Give a verbatim copy of the lines below, minus the pictures.

Data excerpts:
======

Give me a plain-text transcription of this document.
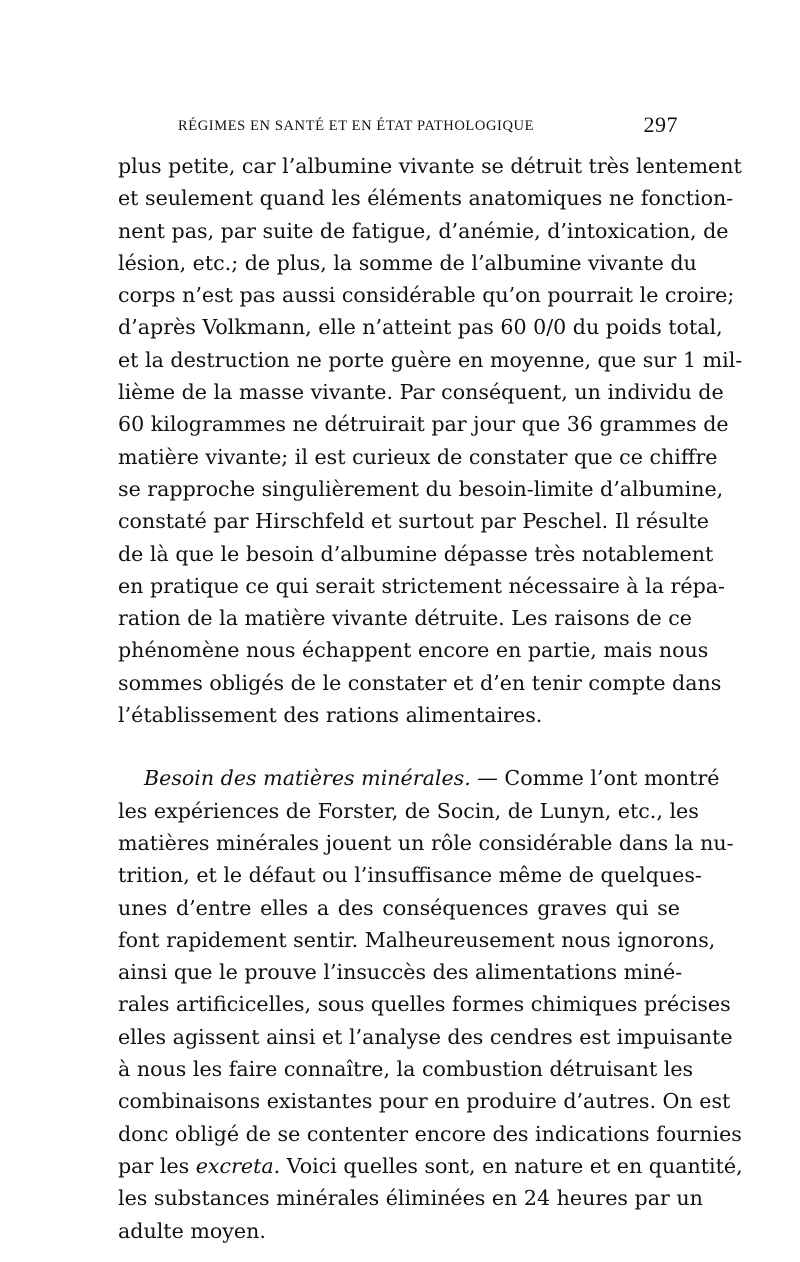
RÉGIMES EN SANTÉ ET EN ÉTAT PATHOLOGIQUE	297
plus petite, car l’albumine vivante se détruit très lentement
et seulement quand les éléments anatomiques ne fonction-
nent pas, par suite de fatigue, d’anémie, d’intoxication, de
lésion, etc.; de plus, la somme de l’albumine vivante du
corps n’est pas aussi considérable qu’on pourrait le croire;
d’après Volkmann, elle n’atteint pas 60 0/0 du poids total,
et la destruction ne porte guère en moyenne, que sur 1 mil-
lième de la masse vivante. Par conséquent, un individu de
60 kilogrammes ne détruirait par jour que 36 grammes de
matière vivante; il est curieux de constater que ce chiffre
se rapproche singulièrement du besoin-limite d’albumine,
constaté par Hirschfeld et surtout par Peschel. Il résulte
de là que le besoin d’albumine dépasse très notablement
en pratique ce qui serait strictement nécessaire à la répa-
ration de la matière vivante détruite. Les raisons de ce
phénomène nous échappent encore en partie, mais nous
sommes obligés de le constater et d’en tenir compte dans
l’établissement des rations alimentaires.
Besoin des matières minérales. — Comme l’ont montré
les expériences de Forster, de Socin, de Lunyn, etc., les
matières minérales jouent un rôle considérable dans la nu-
trition, et le défaut ou l’insuffisance même de quelques-
unes d’entre elles a des conséquences graves qui se
font rapidement sentir. Malheureusement nous ignorons,
ainsi que le prouve l’insuccès des alimentations miné-
rales artificicelles, sous quelles formes chimiques précises
elles agissent ainsi et l’analyse des cendres est impuisante
à nous les faire connaître, la combustion détruisant les
combinaisons existantes pour en produire d’autres. On est
donc obligé de se contenter encore des indications fournies
par les excreta. Voici quelles sont, en nature et en quantité,
les substances minérales éliminées en 24 heures par un
adulte moyen.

======

• FINAL RESULT:
Give me a plain-text transcription of this document.
RÉGIMES EN SANTÉ ET EN ÉTAT PATHOLOGIQUE	297
plus petite, car l’albumine vivante se détruit très lentement
et seulement quand les éléments anatomiques ne fonction-
nent pas, par suite de fatigue, d’anémie, d’intoxication, de
lésion, etc.; de plus, la somme de l’albumine vivante du
corps n’est pas aussi considérable qu’on pourrait le croire;
d’après Volkmann, elle n’atteint pas 60 0/0 du poids total,
et la destruction ne porte guère en moyenne, que sur 1 mil-
lième de la masse vivante. Par conséquent, un individu de
60 kilogrammes ne détruirait par jour que 36 grammes de
matière vivante; il est curieux de constater que ce chiffre
se rapproche singulièrement du besoin-limite d’albumine,
constaté par Hirschfeld et surtout par Peschel. Il résulte
de là que le besoin d’albumine dépasse très notablement
en pratique ce qui serait strictement nécessaire à la répa-
ration de la matière vivante détruite. Les raisons de ce
phénomène nous échappent encore en partie, mais nous
sommes obligés de le constater et d’en tenir compte dans
l’établissement des rations alimentaires.
Besoin des matières minérales. — Comme l’ont montré
les expériences de Forster, de Socin, de Lunyn, etc., les
matières minérales jouent un rôle considérable dans la nu-
trition, et le défaut ou l’insuffisance même de quelques-
unes d’entre elles a des conséquences graves qui se
font rapidement sentir. Malheureusement nous ignorons,
ainsi que le prouve l’insuccès des alimentations miné-
rales artificicelles, sous quelles formes chimiques précises
elles agissent ainsi et l’analyse des cendres est impuisante
à nous les faire connaître, la combustion détruisant les
combinaisons existantes pour en produire d’autres. On est
donc obligé de se contenter encore des indications fournies
par les excreta. Voici quelles sont, en nature et en quantité,
les substances minérales éliminées en 24 heures par un
adulte moyen.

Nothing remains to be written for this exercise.